◆ PROBLEM TO SOLVE
Return each line of the records holding the string "from".
** Begin DATA TO USE **
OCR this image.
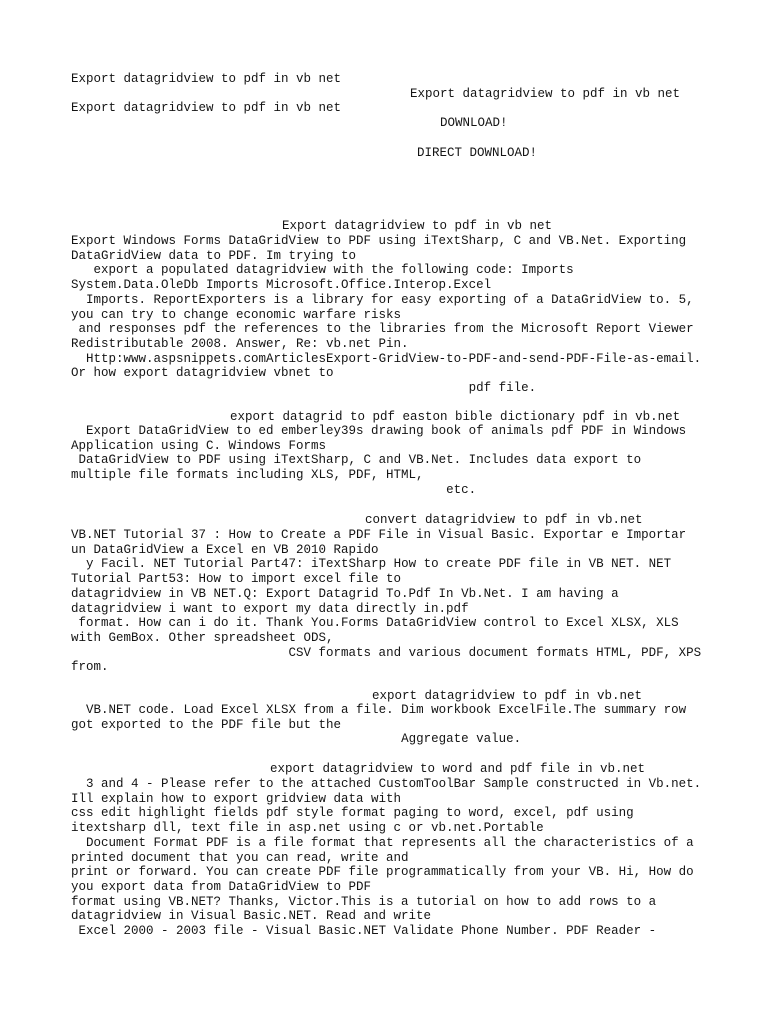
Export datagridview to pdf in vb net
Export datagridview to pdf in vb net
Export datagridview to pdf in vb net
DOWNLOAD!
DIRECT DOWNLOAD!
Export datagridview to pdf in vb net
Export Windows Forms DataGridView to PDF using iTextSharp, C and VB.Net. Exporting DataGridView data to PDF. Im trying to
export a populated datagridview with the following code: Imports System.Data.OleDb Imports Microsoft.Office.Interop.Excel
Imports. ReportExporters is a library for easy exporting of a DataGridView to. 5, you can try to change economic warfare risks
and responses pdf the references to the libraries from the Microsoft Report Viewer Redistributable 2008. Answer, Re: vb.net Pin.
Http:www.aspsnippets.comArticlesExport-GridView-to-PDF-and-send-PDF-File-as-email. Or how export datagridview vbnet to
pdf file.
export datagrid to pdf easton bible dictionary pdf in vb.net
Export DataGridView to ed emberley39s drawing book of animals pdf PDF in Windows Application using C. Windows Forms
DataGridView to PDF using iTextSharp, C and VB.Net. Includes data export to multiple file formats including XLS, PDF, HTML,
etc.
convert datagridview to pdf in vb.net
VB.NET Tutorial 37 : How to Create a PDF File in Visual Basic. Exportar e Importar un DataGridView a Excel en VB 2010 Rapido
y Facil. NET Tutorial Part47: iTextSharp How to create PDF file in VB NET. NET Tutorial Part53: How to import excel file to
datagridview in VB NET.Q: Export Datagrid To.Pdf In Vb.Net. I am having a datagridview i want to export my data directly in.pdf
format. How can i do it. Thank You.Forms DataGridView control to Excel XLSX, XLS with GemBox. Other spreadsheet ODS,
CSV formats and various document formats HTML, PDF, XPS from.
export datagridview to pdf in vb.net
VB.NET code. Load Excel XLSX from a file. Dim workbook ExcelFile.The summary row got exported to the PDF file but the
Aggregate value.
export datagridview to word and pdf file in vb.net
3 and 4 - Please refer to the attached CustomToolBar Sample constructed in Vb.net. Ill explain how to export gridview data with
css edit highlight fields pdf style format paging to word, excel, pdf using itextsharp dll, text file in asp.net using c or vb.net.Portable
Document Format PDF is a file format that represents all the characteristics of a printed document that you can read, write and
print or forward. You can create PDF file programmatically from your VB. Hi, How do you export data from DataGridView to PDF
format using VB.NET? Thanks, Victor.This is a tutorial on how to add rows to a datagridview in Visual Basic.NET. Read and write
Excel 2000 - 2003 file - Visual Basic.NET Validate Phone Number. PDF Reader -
** End DATA TO USE **
** Begin DATA TO USE **
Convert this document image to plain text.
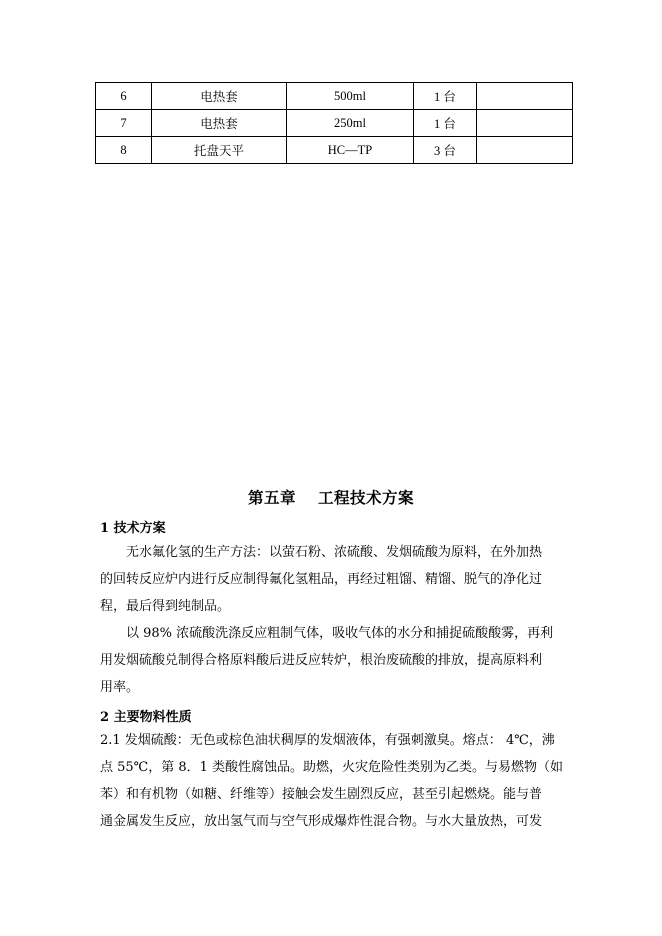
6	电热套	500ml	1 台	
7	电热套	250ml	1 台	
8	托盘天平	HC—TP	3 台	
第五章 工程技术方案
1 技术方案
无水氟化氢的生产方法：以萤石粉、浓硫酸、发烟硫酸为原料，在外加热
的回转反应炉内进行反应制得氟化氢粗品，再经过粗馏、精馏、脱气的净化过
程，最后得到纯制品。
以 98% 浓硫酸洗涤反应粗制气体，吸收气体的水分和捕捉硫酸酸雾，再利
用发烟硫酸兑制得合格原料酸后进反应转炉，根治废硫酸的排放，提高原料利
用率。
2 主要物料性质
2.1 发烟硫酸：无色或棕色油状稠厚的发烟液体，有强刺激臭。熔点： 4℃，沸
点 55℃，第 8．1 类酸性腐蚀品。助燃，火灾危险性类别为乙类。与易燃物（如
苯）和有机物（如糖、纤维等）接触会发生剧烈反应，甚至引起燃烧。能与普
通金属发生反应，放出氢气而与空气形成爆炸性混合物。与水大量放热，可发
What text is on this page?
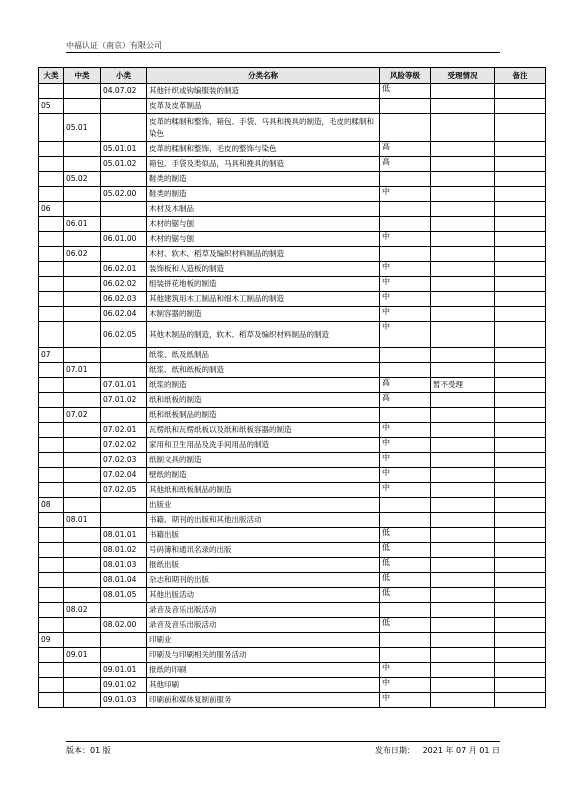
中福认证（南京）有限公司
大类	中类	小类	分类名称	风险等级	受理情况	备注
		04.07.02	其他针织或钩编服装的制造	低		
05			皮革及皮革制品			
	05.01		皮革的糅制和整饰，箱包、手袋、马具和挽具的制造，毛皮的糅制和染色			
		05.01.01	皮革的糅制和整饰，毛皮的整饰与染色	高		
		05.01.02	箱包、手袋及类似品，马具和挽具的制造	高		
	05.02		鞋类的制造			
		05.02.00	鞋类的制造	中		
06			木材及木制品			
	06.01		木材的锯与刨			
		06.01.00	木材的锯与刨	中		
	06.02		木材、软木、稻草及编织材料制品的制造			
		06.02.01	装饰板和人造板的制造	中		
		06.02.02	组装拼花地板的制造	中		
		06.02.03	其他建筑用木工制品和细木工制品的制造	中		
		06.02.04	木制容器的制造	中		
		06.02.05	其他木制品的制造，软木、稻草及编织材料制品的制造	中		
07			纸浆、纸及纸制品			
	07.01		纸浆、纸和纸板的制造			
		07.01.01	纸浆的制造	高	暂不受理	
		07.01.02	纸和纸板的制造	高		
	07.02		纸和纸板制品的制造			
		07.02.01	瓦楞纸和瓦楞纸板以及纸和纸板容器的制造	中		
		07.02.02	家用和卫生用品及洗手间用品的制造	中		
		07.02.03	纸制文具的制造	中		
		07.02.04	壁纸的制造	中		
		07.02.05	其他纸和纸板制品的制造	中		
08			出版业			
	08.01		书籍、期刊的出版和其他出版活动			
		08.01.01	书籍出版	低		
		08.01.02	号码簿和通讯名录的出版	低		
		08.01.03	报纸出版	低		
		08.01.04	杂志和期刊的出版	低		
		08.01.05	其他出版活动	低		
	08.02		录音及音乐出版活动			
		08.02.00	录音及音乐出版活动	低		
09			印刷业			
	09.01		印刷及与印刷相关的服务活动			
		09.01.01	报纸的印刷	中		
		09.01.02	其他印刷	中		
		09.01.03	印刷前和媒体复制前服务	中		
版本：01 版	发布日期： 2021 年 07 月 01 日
** End DATA TO USE **
◆ TASK SOLUTION
and responses pdf the references to the libraries from the Microsoft Report Viewer Redistributable 2008. Answer, Re: vb.net Pin.
CSV formats and various document formats HTML, PDF, XPS from.
VB.NET code. Load Excel XLSX from a file. Dim workbook ExcelFile.The summary row got exported to the PDF file but the
print or forward. You can create PDF file programmatically from your VB. Hi, How do you export data from DataGridView to PDF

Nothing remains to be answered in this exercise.